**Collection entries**
-------
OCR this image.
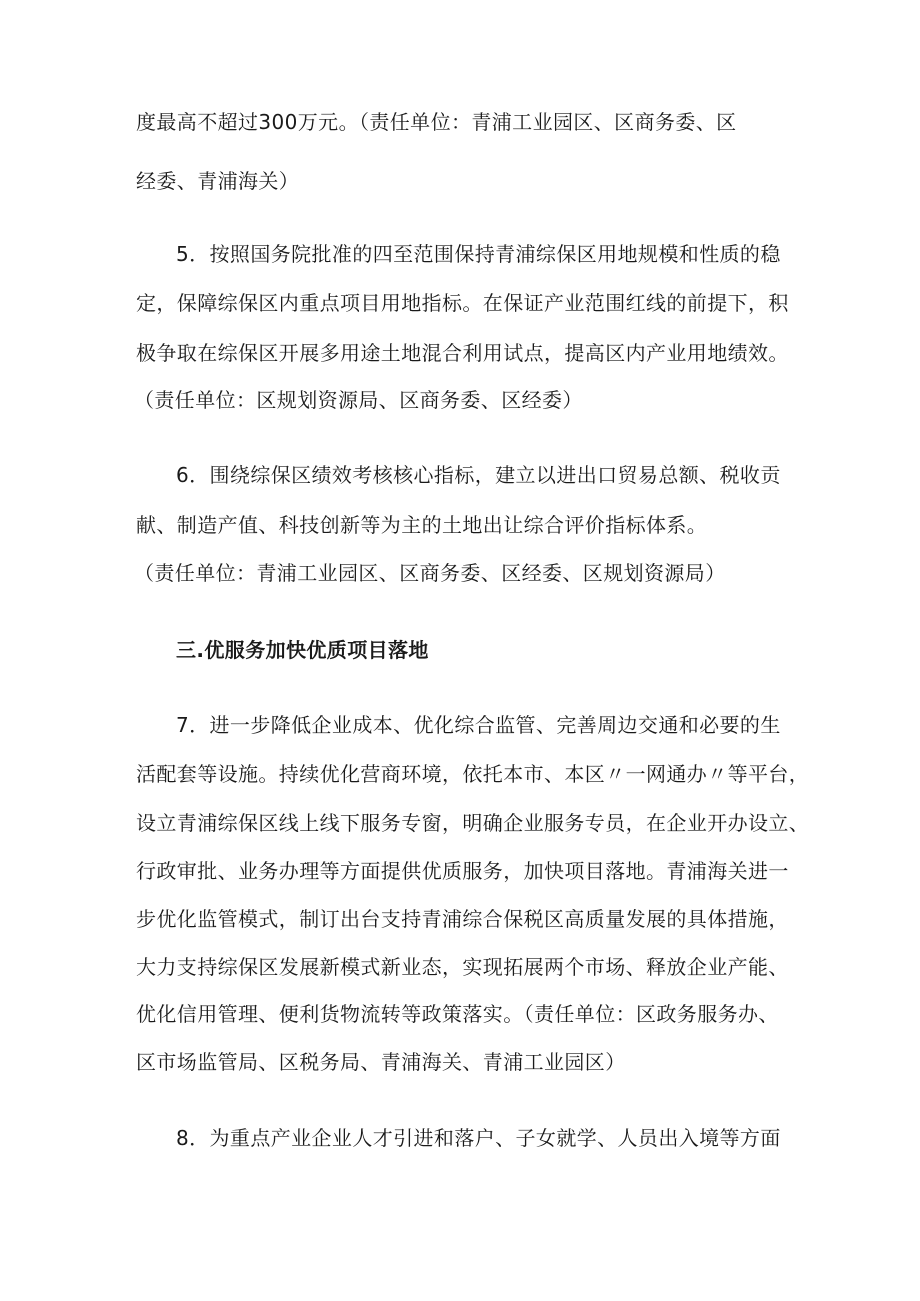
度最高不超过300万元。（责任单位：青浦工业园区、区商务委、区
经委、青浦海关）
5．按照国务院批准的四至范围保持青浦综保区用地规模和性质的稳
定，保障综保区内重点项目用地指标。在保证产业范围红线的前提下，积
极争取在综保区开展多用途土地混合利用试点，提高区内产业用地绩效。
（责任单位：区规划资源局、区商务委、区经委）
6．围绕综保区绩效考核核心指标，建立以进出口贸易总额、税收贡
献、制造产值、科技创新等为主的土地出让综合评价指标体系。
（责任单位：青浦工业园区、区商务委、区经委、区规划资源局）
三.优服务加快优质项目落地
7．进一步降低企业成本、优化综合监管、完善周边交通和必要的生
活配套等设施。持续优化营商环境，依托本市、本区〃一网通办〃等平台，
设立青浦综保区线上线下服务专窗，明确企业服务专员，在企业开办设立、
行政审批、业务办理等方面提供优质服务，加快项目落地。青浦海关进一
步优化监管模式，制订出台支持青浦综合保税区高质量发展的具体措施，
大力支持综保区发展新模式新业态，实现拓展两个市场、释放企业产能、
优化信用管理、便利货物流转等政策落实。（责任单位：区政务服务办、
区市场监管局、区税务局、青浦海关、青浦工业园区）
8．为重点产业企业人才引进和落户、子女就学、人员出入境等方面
-------
**WHAT TO DO**
Skip the images and write out the rest of the listing exactly.

**RESULT FOR THIS TASK**
OCR this image.
度最高不超过300万元。（责任单位：青浦工业园区、区商务委、区
经委、青浦海关）
5．按照国务院批准的四至范围保持青浦综保区用地规模和性质的稳
定，保障综保区内重点项目用地指标。在保证产业范围红线的前提下，积
极争取在综保区开展多用途土地混合利用试点，提高区内产业用地绩效。
（责任单位：区规划资源局、区商务委、区经委）
6．围绕综保区绩效考核核心指标，建立以进出口贸易总额、税收贡
献、制造产值、科技创新等为主的土地出让综合评价指标体系。
（责任单位：青浦工业园区、区商务委、区经委、区规划资源局）
三.优服务加快优质项目落地
7．进一步降低企业成本、优化综合监管、完善周边交通和必要的生
活配套等设施。持续优化营商环境，依托本市、本区〃一网通办〃等平台，
设立青浦综保区线上线下服务专窗，明确企业服务专员，在企业开办设立、
行政审批、业务办理等方面提供优质服务，加快项目落地。青浦海关进一
步优化监管模式，制订出台支持青浦综合保税区高质量发展的具体措施，
大力支持综保区发展新模式新业态，实现拓展两个市场、释放企业产能、
优化信用管理、便利货物流转等政策落实。（责任单位：区政务服务办、
区市场监管局、区税务局、青浦海关、青浦工业园区）
8．为重点产业企业人才引进和落户、子女就学、人员出入境等方面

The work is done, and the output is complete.